Stated problem
Repeat the records below exactly, leaving out every picture.

Excerpted data

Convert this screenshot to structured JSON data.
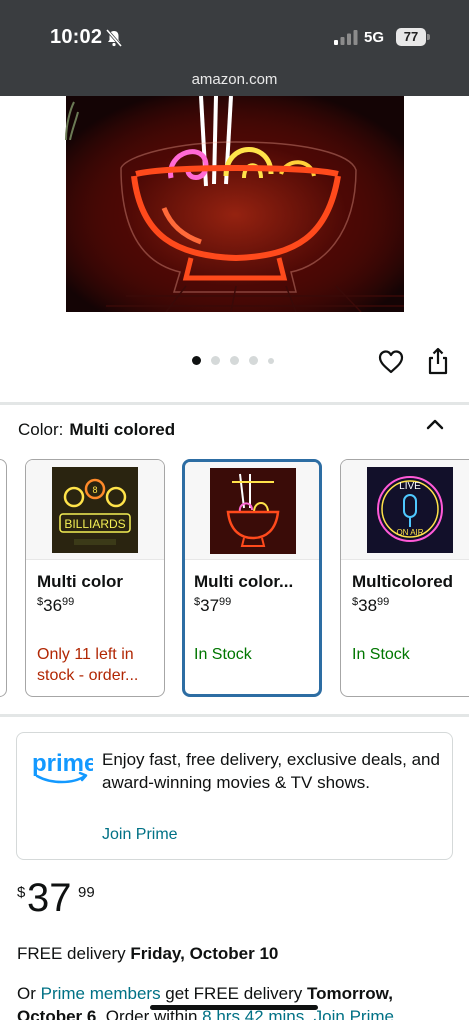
{
  "status_bar": {
    "time": "10:02",
    "network": "5G",
    "battery": "77"
  },
  "browser": {
    "url": "amazon.com"
  },
  "gallery": {
    "dots_total": 5,
    "active_index": 0
  },
  "color_selector": {
    "label": "Color:",
    "selected": "Multi colored",
    "options": [
      {
        "name": "Multi color",
        "price_whole": "36",
        "price_fraction": "99",
        "availability": "Only 11 left in stock - order...",
        "status": "low"
      },
      {
        "name": "Multi color...",
        "price_whole": "37",
        "price_fraction": "99",
        "availability": "In Stock",
        "status": "in_stock"
      },
      {
        "name": "Multicolored",
        "price_whole": "38",
        "price_fraction": "99",
        "availability": "In Stock",
        "status": "in_stock"
      }
    ]
  },
  "prime": {
    "logo_text": "prime",
    "message": "Enjoy fast, free delivery, exclusive deals, and award-winning movies & TV shows.",
    "link": "Join Prime"
  },
  "price": {
    "symbol": "$",
    "whole": "37",
    "fraction": "99"
  },
  "delivery": {
    "line1_prefix": "FREE delivery ",
    "line1_date": "Friday, October 10",
    "line2_or": "Or ",
    "line2_link": "Prime members",
    "line2_mid": " get FREE delivery ",
    "line2_date": "Tomorrow, October 6",
    "line2_order": ". Order within ",
    "line2_countdown": "8 hrs 42 mins",
    "line2_sep": ". ",
    "line2_join": "Join Prime"
  },
  "colors": {
    "link": "#007185",
    "in_stock": "#007600",
    "low_stock": "#b12704",
    "selected_border": "#2d6da3",
    "prime_blue": "#1399ff"
  }
}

Task output
Convert this screenshot to structured JSON data.
{
  "status_bar": {
    "time": "10:02",
    "network": "5G",
    "battery": "77"
  },
  "browser": {
    "url": "amazon.com"
  },
  "gallery": {
    "dots_total": 5,
    "active_index": 0
  },
  "color_selector": {
    "label": "Color:",
    "selected": "Multi colored",
    "options": [
      {
        "name": "Multi color",
        "price_whole": "36",
        "price_fraction": "99",
        "availability": "Only 11 left in stock - order...",
        "status": "low"
      },
      {
        "name": "Multi color...",
        "price_whole": "37",
        "price_fraction": "99",
        "availability": "In Stock",
        "status": "in_stock"
      },
      {
        "name": "Multicolored",
        "price_whole": "38",
        "price_fraction": "99",
        "availability": "In Stock",
        "status": "in_stock"
      }
    ]
  },
  "prime": {
    "logo_text": "prime",
    "message": "Enjoy fast, free delivery, exclusive deals, and award-winning movies & TV shows.",
    "link": "Join Prime"
  },
  "price": {
    "symbol": "$",
    "whole": "37",
    "fraction": "99"
  },
  "delivery": {
    "line1_prefix": "FREE delivery ",
    "line1_date": "Friday, October 10",
    "line2_or": "Or ",
    "line2_link": "Prime members",
    "line2_mid": " get FREE delivery ",
    "line2_date": "Tomorrow, October 6",
    "line2_order": ". Order within ",
    "line2_countdown": "8 hrs 42 mins",
    "line2_sep": ". ",
    "line2_join": "Join Prime"
  },
  "colors": {
    "link": "#007185",
    "in_stock": "#007600",
    "low_stock": "#b12704",
    "selected_border": "#2d6da3",
    "prime_blue": "#1399ff"
  }
}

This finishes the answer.